What this task involves: Exclude the pictures, then quote exactly the lines from the one holding "Serialize everything readable" through the last line of the records.

Dataset records
● ● ● ● ●
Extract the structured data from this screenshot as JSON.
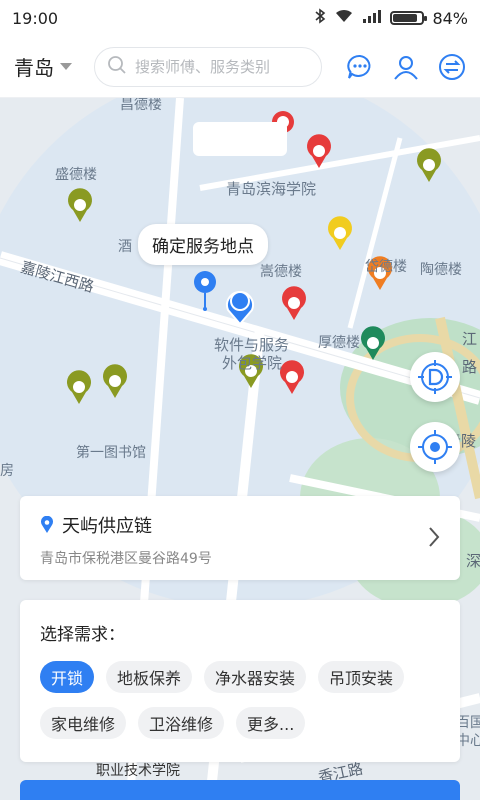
{
  "status": {
    "time": "19:00",
    "battery": "84%",
    "battery_level": 0.84
  },
  "header": {
    "city": "青岛",
    "search_placeholder": "搜索师傅、服务类别"
  },
  "map": {
    "labels": {
      "changdelou": "昌德楼",
      "shengdelou": "盛德楼",
      "binhai": "青岛滨海学院",
      "jiu": "酒",
      "song": "嵩德楼",
      "dai": "岱德楼",
      "tao": "陶德楼",
      "jialing": "嘉陵江西路",
      "software1": "软件与服务",
      "software2": "外包学院",
      "houde": "厚德楼",
      "library": "第一图书馆",
      "fang": "房",
      "jiang": "江",
      "lu": "路",
      "qingling": "青陵",
      "shen": "深",
      "baiguang1": "百国",
      "baiguang2": "中心",
      "zhiye": "职业技术学院",
      "xiangjiang": "香江路"
    },
    "tooltip": "确定服务地点"
  },
  "address": {
    "name": "天屿供应链",
    "detail": "青岛市保税港区曼谷路49号"
  },
  "needs": {
    "title": "选择需求：",
    "options": [
      "开锁",
      "地板保养",
      "净水器安装",
      "吊顶安装",
      "家电维修",
      "卫浴维修",
      "更多..."
    ],
    "selected": "开锁"
  },
  "colors": {
    "accent": "#2f7ff2"
  }
}
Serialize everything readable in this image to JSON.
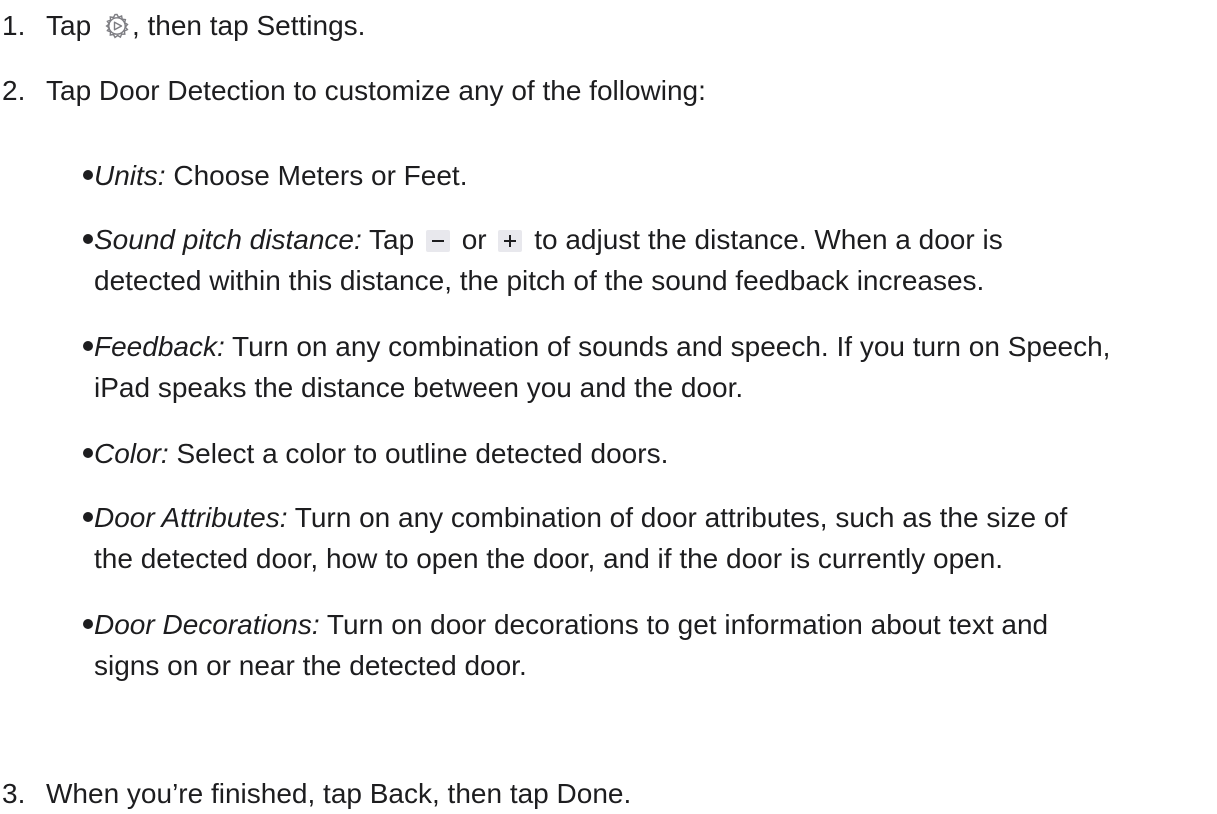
{
  "steps": [
    {
      "number": "1.",
      "before_icon": "Tap ",
      "icon": "gear-icon",
      "after_icon": ", then tap Settings."
    },
    {
      "number": "2.",
      "text": "Tap Door Detection to customize any of the following:"
    },
    {
      "number": "3.",
      "text": "When you’re finished, tap Back, then tap Done."
    }
  ],
  "bullets": [
    {
      "term": "Units:",
      "text": " Choose Meters or Feet."
    },
    {
      "term": "Sound pitch distance:",
      "text_before_minus": " Tap ",
      "minus_icon": "minus-icon",
      "text_between": " or ",
      "plus_icon": "plus-icon",
      "line1_end": " to adjust the distance. When a door is",
      "line2": "detected within this distance, the pitch of the sound feedback increases."
    },
    {
      "term": "Feedback:",
      "line1": " Turn on any combination of sounds and speech. If you turn on Speech,",
      "line2": "iPad speaks the distance between you and the door."
    },
    {
      "term": "Color:",
      "text": " Select a color to outline detected doors."
    },
    {
      "term": "Door Attributes:",
      "line1": " Turn on any combination of door attributes, such as the size of",
      "line2": "the detected door, how to open the door, and if the door is currently open."
    },
    {
      "term": "Door Decorations:",
      "line1": " Turn on door decorations to get information about text and",
      "line2": "signs on or near the detected door."
    }
  ],
  "colors": {
    "text": "#1d1d1f",
    "icon_button_bg": "#e8e8ed"
  }
}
● ● ● ● ●
Response for this exercise:
Serialize everything readable in this image to JSON.
{
  "steps": [
    {
      "number": "1.",
      "before_icon": "Tap ",
      "icon": "gear-icon",
      "after_icon": ", then tap Settings."
    },
    {
      "number": "2.",
      "text": "Tap Door Detection to customize any of the following:"
    },
    {
      "number": "3.",
      "text": "When you’re finished, tap Back, then tap Done."
    }
  ],
  "bullets": [
    {
      "term": "Units:",
      "text": " Choose Meters or Feet."
    },
    {
      "term": "Sound pitch distance:",
      "text_before_minus": " Tap ",
      "minus_icon": "minus-icon",
      "text_between": " or ",
      "plus_icon": "plus-icon",
      "line1_end": " to adjust the distance. When a door is",
      "line2": "detected within this distance, the pitch of the sound feedback increases."
    },
    {
      "term": "Feedback:",
      "line1": " Turn on any combination of sounds and speech. If you turn on Speech,",
      "line2": "iPad speaks the distance between you and the door."
    },
    {
      "term": "Color:",
      "text": " Select a color to outline detected doors."
    },
    {
      "term": "Door Attributes:",
      "line1": " Turn on any combination of door attributes, such as the size of",
      "line2": "the detected door, how to open the door, and if the door is currently open."
    },
    {
      "term": "Door Decorations:",
      "line1": " Turn on door decorations to get information about text and",
      "line2": "signs on or near the detected door."
    }
  ],
  "colors": {
    "text": "#1d1d1f",
    "icon_button_bg": "#e8e8ed"
  }
}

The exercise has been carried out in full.